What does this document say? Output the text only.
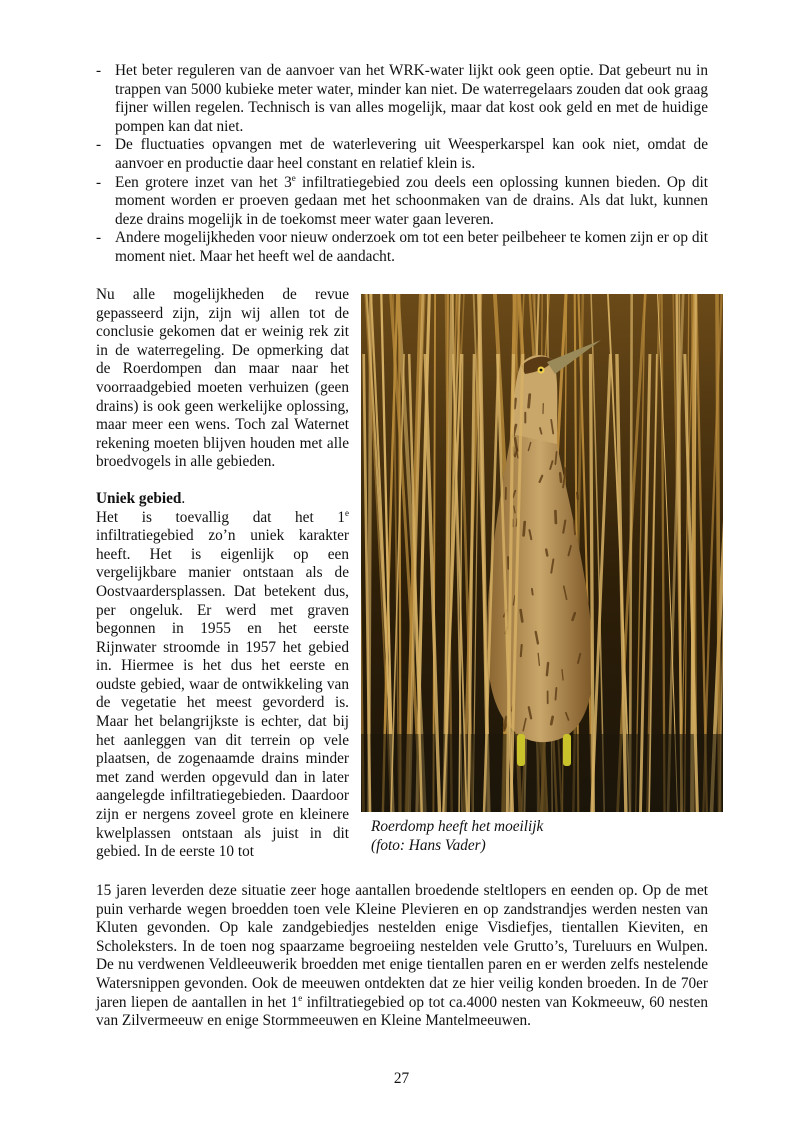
- Het beter reguleren van de aanvoer van het WRK-water lijkt ook geen optie. Dat gebeurt nu in trappen van 5000 kubieke meter water, minder kan niet. De waterregelaars zouden dat ook graag fijner willen regelen. Technisch is van alles mogelijk, maar dat kost ook geld en met de huidige pompen kan dat niet.
- De fluctuaties opvangen met de waterlevering uit Weesperkarspel kan ook niet, omdat de aanvoer en productie daar heel constant en relatief klein is.
- Een grotere inzet van het 3e infiltratiegebied zou deels een oplossing kunnen bieden. Op dit moment worden er proeven gedaan met het schoonmaken van de drains. Als dat lukt, kunnen deze drains mogelijk in de toekomst meer water gaan leveren.
- Andere mogelijkheden voor nieuw onderzoek om tot een beter peilbeheer te komen zijn er op dit moment niet. Maar het heeft wel de aandacht.

Nu alle mogelijkheden de revue gepasseerd zijn, zijn wij allen tot de conclusie gekomen dat er weinig rek zit in de waterregeling. De opmerking dat de Roerdompen dan maar naar het voorraadgebied moeten verhuizen (geen drains) is ook geen werkelijke oplossing, maar meer een wens. Toch zal Waternet rekening moeten blijven houden met alle broedvogels in alle gebieden.

Uniek gebied.

Het is toevallig dat het 1e infiltratiegebied zo’n uniek karakter heeft. Het is eigenlijk op een vergelijkbare manier ontstaan als de Oostvaardersplassen. Dat betekent dus, per ongeluk. Er werd met graven begonnen in 1955 en het eerste Rijnwater stroomde in 1957 het gebied in. Hiermee is het dus het eerste en oudste gebied, waar de ontwikkeling van de vegetatie het meest gevorderd is. Maar het belangrijkste is echter, dat bij het aanleggen van dit terrein op vele plaatsen, de zogenaamde drains minder met zand werden opgevuld dan in later aangelegde infiltratiegebieden. Daardoor zijn er nergens zoveel grote en kleinere kwelplassen ontstaan als juist in dit gebied. In de eerste 10 tot

Roerdomp heeft het moeilijk
(foto: Hans Vader)

15 jaren leverden deze situatie zeer hoge aantallen broedende steltlopers en eenden op. Op de met puin verharde wegen broedden toen vele Kleine Plevieren en op zandstrandjes werden nesten van Kluten gevonden. Op kale zandgebiedjes nestelden enige Visdiefjes, tientallen Kieviten, en Scholeksters. In de toen nog spaarzame begroeiing nestelden vele Grutto’s, Tureluurs en Wulpen. De nu verdwenen Veldleeuwerik broedden met enige tientallen paren en er werden zelfs nestelende Watersnippen gevonden. Ook de meeuwen ontdekten dat ze hier veilig konden broeden. In de 70er jaren liepen de aantallen in het 1e infiltratiegebied op tot ca.4000 nesten van Kokmeeuw, 60 nesten van Zilvermeeuw en enige Stormmeeuwen en Kleine Mantelmeeuwen.

27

#### AIM
Repeat the listing in full and exactly. Leave any pictures out.

#### TASK RESULT
What does this document say? Output the text only.
- Het beter reguleren van de aanvoer van het WRK-water lijkt ook geen optie. Dat gebeurt nu in trappen van 5000 kubieke meter water, minder kan niet. De waterregelaars zouden dat ook graag fijner willen regelen. Technisch is van alles mogelijk, maar dat kost ook geld en met de huidige pompen kan dat niet.
- De fluctuaties opvangen met de waterlevering uit Weesperkarspel kan ook niet, omdat de aanvoer en productie daar heel constant en relatief klein is.
- Een grotere inzet van het 3e infiltratiegebied zou deels een oplossing kunnen bieden. Op dit moment worden er proeven gedaan met het schoonmaken van de drains. Als dat lukt, kunnen deze drains mogelijk in de toekomst meer water gaan leveren.
- Andere mogelijkheden voor nieuw onderzoek om tot een beter peilbeheer te komen zijn er op dit moment niet. Maar het heeft wel de aandacht.

Nu alle mogelijkheden de revue gepasseerd zijn, zijn wij allen tot de conclusie gekomen dat er weinig rek zit in de waterregeling. De opmerking dat de Roerdompen dan maar naar het voorraadgebied moeten verhuizen (geen drains) is ook geen werkelijke oplossing, maar meer een wens. Toch zal Waternet rekening moeten blijven houden met alle broedvogels in alle gebieden.

Uniek gebied.

Het is toevallig dat het 1e infiltratiegebied zo’n uniek karakter heeft. Het is eigenlijk op een vergelijkbare manier ontstaan als de Oostvaardersplassen. Dat betekent dus, per ongeluk. Er werd met graven begonnen in 1955 en het eerste Rijnwater stroomde in 1957 het gebied in. Hiermee is het dus het eerste en oudste gebied, waar de ontwikkeling van de vegetatie het meest gevorderd is. Maar het belangrijkste is echter, dat bij het aanleggen van dit terrein op vele plaatsen, de zogenaamde drains minder met zand werden opgevuld dan in later aangelegde infiltratiegebieden. Daardoor zijn er nergens zoveel grote en kleinere kwelplassen ontstaan als juist in dit gebied. In de eerste 10 tot

Roerdomp heeft het moeilijk
(foto: Hans Vader)

15 jaren leverden deze situatie zeer hoge aantallen broedende steltlopers en eenden op. Op de met puin verharde wegen broedden toen vele Kleine Plevieren en op zandstrandjes werden nesten van Kluten gevonden. Op kale zandgebiedjes nestelden enige Visdiefjes, tientallen Kieviten, en Scholeksters. In de toen nog spaarzame begroeiing nestelden vele Grutto’s, Tureluurs en Wulpen. De nu verdwenen Veldleeuwerik broedden met enige tientallen paren en er werden zelfs nestelende Watersnippen gevonden. Ook de meeuwen ontdekten dat ze hier veilig konden broeden. In de 70er jaren liepen de aantallen in het 1e infiltratiegebied op tot ca.4000 nesten van Kokmeeuw, 60 nesten van Zilvermeeuw en enige Stormmeeuwen en Kleine Mantelmeeuwen.

27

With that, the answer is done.